* _Work to do_:
Send back all the data below, exactly as given.

* _Dataset records_:

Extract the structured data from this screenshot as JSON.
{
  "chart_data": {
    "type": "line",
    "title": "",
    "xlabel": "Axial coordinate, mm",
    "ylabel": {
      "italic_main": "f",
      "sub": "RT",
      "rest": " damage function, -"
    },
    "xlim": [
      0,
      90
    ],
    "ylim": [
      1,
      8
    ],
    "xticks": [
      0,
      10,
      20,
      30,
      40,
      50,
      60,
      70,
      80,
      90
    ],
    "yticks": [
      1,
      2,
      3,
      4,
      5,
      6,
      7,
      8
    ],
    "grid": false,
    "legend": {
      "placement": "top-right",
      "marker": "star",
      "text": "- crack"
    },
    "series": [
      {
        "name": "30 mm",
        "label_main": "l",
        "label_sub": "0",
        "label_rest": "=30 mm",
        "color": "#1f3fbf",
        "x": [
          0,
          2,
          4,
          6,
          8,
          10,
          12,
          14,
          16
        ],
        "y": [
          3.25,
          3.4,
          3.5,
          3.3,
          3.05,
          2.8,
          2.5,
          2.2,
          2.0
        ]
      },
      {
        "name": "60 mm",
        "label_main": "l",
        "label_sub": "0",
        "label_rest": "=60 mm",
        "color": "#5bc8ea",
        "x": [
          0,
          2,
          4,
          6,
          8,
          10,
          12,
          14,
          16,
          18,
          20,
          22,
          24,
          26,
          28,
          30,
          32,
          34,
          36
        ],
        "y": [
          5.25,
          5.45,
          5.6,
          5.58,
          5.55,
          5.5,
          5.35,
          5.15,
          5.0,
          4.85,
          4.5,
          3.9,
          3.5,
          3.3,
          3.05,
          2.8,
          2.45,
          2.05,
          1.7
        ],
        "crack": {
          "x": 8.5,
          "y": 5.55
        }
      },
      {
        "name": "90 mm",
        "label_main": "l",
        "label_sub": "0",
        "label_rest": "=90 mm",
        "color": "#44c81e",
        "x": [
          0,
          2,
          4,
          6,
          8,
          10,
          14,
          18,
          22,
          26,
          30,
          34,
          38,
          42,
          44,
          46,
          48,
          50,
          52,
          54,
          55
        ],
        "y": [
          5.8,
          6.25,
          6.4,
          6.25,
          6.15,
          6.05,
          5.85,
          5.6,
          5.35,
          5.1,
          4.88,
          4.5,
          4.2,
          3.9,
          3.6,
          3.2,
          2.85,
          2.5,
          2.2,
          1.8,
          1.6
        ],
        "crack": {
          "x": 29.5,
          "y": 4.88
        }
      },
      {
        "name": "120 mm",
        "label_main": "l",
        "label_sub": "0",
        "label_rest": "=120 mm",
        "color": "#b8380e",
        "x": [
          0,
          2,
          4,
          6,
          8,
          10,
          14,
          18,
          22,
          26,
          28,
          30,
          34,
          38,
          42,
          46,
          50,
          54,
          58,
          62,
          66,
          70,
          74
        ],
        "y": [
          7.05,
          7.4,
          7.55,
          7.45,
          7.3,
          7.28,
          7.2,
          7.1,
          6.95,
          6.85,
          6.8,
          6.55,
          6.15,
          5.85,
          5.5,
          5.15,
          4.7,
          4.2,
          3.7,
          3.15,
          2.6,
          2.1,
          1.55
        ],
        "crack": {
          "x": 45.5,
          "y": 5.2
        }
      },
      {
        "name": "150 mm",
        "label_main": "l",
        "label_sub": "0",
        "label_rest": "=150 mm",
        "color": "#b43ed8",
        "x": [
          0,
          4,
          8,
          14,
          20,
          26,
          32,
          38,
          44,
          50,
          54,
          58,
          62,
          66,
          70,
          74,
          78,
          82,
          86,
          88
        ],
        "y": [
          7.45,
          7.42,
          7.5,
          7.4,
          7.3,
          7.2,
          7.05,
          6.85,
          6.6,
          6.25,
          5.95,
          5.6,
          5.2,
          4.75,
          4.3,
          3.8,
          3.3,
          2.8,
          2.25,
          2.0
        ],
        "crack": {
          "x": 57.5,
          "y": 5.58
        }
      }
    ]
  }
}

* _Completed exercise_:
Extract the structured data from this screenshot as JSON.
{
  "chart_data": {
    "type": "line",
    "title": "",
    "xlabel": "Axial coordinate, mm",
    "ylabel": {
      "italic_main": "f",
      "sub": "RT",
      "rest": " damage function, -"
    },
    "xlim": [
      0,
      90
    ],
    "ylim": [
      1,
      8
    ],
    "xticks": [
      0,
      10,
      20,
      30,
      40,
      50,
      60,
      70,
      80,
      90
    ],
    "yticks": [
      1,
      2,
      3,
      4,
      5,
      6,
      7,
      8
    ],
    "grid": false,
    "legend": {
      "placement": "top-right",
      "marker": "star",
      "text": "- crack"
    },
    "series": [
      {
        "name": "30 mm",
        "label_main": "l",
        "label_sub": "0",
        "label_rest": "=30 mm",
        "color": "#1f3fbf",
        "x": [
          0,
          2,
          4,
          6,
          8,
          10,
          12,
          14,
          16
        ],
        "y": [
          3.25,
          3.4,
          3.5,
          3.3,
          3.05,
          2.8,
          2.5,
          2.2,
          2.0
        ]
      },
      {
        "name": "60 mm",
        "label_main": "l",
        "label_sub": "0",
        "label_rest": "=60 mm",
        "color": "#5bc8ea",
        "x": [
          0,
          2,
          4,
          6,
          8,
          10,
          12,
          14,
          16,
          18,
          20,
          22,
          24,
          26,
          28,
          30,
          32,
          34,
          36
        ],
        "y": [
          5.25,
          5.45,
          5.6,
          5.58,
          5.55,
          5.5,
          5.35,
          5.15,
          5.0,
          4.85,
          4.5,
          3.9,
          3.5,
          3.3,
          3.05,
          2.8,
          2.45,
          2.05,
          1.7
        ],
        "crack": {
          "x": 8.5,
          "y": 5.55
        }
      },
      {
        "name": "90 mm",
        "label_main": "l",
        "label_sub": "0",
        "label_rest": "=90 mm",
        "color": "#44c81e",
        "x": [
          0,
          2,
          4,
          6,
          8,
          10,
          14,
          18,
          22,
          26,
          30,
          34,
          38,
          42,
          44,
          46,
          48,
          50,
          52,
          54,
          55
        ],
        "y": [
          5.8,
          6.25,
          6.4,
          6.25,
          6.15,
          6.05,
          5.85,
          5.6,
          5.35,
          5.1,
          4.88,
          4.5,
          4.2,
          3.9,
          3.6,
          3.2,
          2.85,
          2.5,
          2.2,
          1.8,
          1.6
        ],
        "crack": {
          "x": 29.5,
          "y": 4.88
        }
      },
      {
        "name": "120 mm",
        "label_main": "l",
        "label_sub": "0",
        "label_rest": "=120 mm",
        "color": "#b8380e",
        "x": [
          0,
          2,
          4,
          6,
          8,
          10,
          14,
          18,
          22,
          26,
          28,
          30,
          34,
          38,
          42,
          46,
          50,
          54,
          58,
          62,
          66,
          70,
          74
        ],
        "y": [
          7.05,
          7.4,
          7.55,
          7.45,
          7.3,
          7.28,
          7.2,
          7.1,
          6.95,
          6.85,
          6.8,
          6.55,
          6.15,
          5.85,
          5.5,
          5.15,
          4.7,
          4.2,
          3.7,
          3.15,
          2.6,
          2.1,
          1.55
        ],
        "crack": {
          "x": 45.5,
          "y": 5.2
        }
      },
      {
        "name": "150 mm",
        "label_main": "l",
        "label_sub": "0",
        "label_rest": "=150 mm",
        "color": "#b43ed8",
        "x": [
          0,
          4,
          8,
          14,
          20,
          26,
          32,
          38,
          44,
          50,
          54,
          58,
          62,
          66,
          70,
          74,
          78,
          82,
          86,
          88
        ],
        "y": [
          7.45,
          7.42,
          7.5,
          7.4,
          7.3,
          7.2,
          7.05,
          6.85,
          6.6,
          6.25,
          5.95,
          5.6,
          5.2,
          4.75,
          4.3,
          3.8,
          3.3,
          2.8,
          2.25,
          2.0
        ],
        "crack": {
          "x": 57.5,
          "y": 5.58
        }
      }
    ]
  }
}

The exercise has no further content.